-- START OF Document text --

CCR Responds to the FASB’s Proposed ASU on Crypto Assets

A PDF of the below Comment Letter can be downloaded here »

Ms. Hillary Salo
Technical Director
Financial Accounting Standards Board
801 Main Avenue, PO Box 5116
Norwalk, CT 06856-5116

Dear Ms. Salo,

This letter is submitted by Financial Executives International’s (FEI) Committee on Corporate Reporting (CCR) in response to the Financial Accounting Standards Board’s (FASB or Board) Proposed Accounting Standards Update, Intangibles – Goodwill and Other – Crypto Assets (Subtopic 350-60): Accounting for and Disclosure of Crypto Assets (Exposure Draft or proposed Update).

FEI is a leading international organization comprised of members who hold positions as Chief Financial Officers, Chief Accounting Officers, Controllers, Treasurers, and Tax Executives at companies in every major industry. CCR is FEI’s technical committee of approximately 50 Chief Accounting Officers and Corporate Controllers from Fortune 100 and other large public companies, representing more than $12 trillion in market capitalization. CCR reviews and responds to pronouncements, proposed rules and regulations, pending legislation, and other documents issued by domestic and international regulators and organizations such as the U.S. SEC, PCAOB, FASB, and IASB.

-- END OF Document text --

* **Stated problem**
In the comment letter on crypto assets above, what is the passage from "FEI is a leading" up to and including "FASB, and IASB."? Repeat it word for word.

-- START OF Listed records --

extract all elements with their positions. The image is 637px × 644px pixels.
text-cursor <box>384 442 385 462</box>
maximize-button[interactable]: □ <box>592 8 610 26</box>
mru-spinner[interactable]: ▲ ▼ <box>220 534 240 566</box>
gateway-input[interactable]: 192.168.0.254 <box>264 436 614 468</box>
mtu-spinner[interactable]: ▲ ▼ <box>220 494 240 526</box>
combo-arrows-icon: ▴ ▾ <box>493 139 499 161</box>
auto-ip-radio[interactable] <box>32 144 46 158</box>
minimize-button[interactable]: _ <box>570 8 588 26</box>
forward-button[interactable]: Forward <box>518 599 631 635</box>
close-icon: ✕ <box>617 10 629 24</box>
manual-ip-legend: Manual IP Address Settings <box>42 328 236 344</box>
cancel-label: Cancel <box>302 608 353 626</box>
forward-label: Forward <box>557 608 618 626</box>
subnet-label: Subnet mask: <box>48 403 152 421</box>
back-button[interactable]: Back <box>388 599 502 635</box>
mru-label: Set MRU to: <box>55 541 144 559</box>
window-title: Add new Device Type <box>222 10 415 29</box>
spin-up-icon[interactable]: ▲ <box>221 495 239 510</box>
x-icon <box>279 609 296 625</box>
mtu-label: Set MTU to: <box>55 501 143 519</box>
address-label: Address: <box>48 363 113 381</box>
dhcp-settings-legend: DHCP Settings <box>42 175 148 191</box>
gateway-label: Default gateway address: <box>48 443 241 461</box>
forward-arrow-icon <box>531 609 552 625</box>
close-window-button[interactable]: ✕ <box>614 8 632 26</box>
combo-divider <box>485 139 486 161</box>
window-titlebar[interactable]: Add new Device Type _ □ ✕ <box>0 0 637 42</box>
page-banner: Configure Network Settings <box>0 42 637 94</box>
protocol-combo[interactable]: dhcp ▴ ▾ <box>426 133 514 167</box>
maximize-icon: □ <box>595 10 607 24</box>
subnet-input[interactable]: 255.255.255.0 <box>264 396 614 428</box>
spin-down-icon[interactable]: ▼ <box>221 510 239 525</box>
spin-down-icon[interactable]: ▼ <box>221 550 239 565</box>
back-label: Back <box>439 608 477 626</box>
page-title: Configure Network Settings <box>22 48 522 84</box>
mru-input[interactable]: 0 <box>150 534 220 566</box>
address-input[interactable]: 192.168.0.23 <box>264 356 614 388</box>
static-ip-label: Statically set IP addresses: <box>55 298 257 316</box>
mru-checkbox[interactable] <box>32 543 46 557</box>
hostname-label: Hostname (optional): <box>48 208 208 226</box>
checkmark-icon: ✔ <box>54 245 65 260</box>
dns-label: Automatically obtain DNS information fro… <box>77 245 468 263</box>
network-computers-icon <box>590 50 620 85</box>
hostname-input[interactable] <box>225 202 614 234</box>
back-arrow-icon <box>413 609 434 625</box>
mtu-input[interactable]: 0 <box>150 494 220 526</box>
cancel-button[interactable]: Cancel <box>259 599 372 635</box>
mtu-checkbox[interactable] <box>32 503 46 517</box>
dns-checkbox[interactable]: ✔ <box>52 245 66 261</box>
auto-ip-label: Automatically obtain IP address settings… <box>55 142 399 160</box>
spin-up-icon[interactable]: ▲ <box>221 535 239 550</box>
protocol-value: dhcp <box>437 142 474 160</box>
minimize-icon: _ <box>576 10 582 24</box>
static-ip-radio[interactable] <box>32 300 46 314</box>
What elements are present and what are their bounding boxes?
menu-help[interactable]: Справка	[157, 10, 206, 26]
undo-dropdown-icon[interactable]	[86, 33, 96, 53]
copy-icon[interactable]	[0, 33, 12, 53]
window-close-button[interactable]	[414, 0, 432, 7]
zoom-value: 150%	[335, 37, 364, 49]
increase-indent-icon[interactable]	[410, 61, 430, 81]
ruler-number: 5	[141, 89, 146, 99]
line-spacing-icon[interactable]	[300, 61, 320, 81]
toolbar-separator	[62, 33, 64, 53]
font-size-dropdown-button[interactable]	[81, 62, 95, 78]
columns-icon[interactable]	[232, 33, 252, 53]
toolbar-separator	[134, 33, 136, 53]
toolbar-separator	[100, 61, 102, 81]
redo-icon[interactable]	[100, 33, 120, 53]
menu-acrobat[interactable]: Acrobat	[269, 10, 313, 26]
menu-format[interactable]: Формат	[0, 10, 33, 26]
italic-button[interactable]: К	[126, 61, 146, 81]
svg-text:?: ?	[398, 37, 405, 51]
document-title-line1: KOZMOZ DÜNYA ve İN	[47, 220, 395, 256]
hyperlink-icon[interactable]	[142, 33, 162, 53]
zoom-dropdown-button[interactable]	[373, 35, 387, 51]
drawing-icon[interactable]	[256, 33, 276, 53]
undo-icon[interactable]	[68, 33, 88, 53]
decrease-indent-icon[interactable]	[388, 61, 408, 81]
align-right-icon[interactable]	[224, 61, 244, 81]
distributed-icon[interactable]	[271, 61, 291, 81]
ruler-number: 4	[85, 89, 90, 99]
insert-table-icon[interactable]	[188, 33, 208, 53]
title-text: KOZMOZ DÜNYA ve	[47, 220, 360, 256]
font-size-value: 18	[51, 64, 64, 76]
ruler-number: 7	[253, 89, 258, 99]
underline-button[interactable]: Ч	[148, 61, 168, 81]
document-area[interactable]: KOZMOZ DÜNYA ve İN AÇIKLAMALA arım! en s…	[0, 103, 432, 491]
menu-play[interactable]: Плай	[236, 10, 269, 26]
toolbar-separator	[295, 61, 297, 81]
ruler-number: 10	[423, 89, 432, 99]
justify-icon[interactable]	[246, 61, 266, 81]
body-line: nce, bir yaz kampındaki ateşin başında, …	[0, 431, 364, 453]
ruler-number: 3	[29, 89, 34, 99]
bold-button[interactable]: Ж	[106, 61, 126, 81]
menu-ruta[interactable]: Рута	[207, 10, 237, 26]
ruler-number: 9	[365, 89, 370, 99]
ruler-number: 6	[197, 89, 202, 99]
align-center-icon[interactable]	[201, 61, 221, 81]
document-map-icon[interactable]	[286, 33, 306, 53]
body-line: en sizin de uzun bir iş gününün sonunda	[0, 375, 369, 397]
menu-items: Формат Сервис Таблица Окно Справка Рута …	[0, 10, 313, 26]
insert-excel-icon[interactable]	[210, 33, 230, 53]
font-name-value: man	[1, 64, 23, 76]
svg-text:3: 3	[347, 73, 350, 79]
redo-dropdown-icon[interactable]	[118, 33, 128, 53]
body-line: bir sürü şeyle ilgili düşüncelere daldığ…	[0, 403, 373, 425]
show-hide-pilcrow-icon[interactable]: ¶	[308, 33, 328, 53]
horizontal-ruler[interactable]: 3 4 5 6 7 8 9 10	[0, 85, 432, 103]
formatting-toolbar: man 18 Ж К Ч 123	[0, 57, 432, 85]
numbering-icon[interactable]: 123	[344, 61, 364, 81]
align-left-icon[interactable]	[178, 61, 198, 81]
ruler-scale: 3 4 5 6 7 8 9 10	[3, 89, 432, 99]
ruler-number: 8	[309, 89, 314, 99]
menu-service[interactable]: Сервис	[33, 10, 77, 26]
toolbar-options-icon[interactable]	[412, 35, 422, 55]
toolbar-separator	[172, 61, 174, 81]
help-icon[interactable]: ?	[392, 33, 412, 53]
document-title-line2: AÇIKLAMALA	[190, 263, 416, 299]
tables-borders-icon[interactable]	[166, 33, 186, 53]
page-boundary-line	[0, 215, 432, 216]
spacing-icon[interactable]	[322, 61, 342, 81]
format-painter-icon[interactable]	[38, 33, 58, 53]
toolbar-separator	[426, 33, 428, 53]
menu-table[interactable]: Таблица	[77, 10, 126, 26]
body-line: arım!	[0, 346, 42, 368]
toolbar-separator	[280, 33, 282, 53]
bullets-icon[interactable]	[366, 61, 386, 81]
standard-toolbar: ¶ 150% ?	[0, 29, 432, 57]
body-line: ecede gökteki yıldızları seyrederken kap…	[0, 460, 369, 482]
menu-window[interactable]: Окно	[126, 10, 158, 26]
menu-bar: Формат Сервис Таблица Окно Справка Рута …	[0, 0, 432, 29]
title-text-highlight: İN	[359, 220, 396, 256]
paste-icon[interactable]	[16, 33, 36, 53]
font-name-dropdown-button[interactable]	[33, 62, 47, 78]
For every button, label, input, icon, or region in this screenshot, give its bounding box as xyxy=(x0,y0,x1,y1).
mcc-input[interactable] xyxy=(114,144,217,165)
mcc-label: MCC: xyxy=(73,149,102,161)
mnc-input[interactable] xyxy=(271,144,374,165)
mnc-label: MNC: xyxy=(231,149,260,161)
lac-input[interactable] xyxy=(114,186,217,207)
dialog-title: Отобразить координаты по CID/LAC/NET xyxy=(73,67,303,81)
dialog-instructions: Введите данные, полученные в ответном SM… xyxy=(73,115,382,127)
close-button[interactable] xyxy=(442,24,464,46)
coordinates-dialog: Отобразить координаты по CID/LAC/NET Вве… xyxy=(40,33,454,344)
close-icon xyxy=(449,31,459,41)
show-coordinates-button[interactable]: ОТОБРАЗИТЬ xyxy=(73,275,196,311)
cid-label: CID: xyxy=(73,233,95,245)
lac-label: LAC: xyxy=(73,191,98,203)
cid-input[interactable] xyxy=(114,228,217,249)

-- END OF Listed records --

* **The reply**
FEI is a leading international organization comprised of members who hold positions as Chief Financial Officers, Chief Accounting Officers, Controllers, Treasurers, and Tax Executives at companies in every major industry. CCR is FEI’s technical committee of approximately 50 Chief Accounting Officers and Corporate Controllers from Fortune 100 and other large public companies, representing more than $12 trillion in market capitalization. CCR reviews and responds to pronouncements, proposed rules and regulations, pending legislation, and other documents issued by domestic and international regulators and organizations such as the U.S. SEC, PCAOB, FASB, and IASB.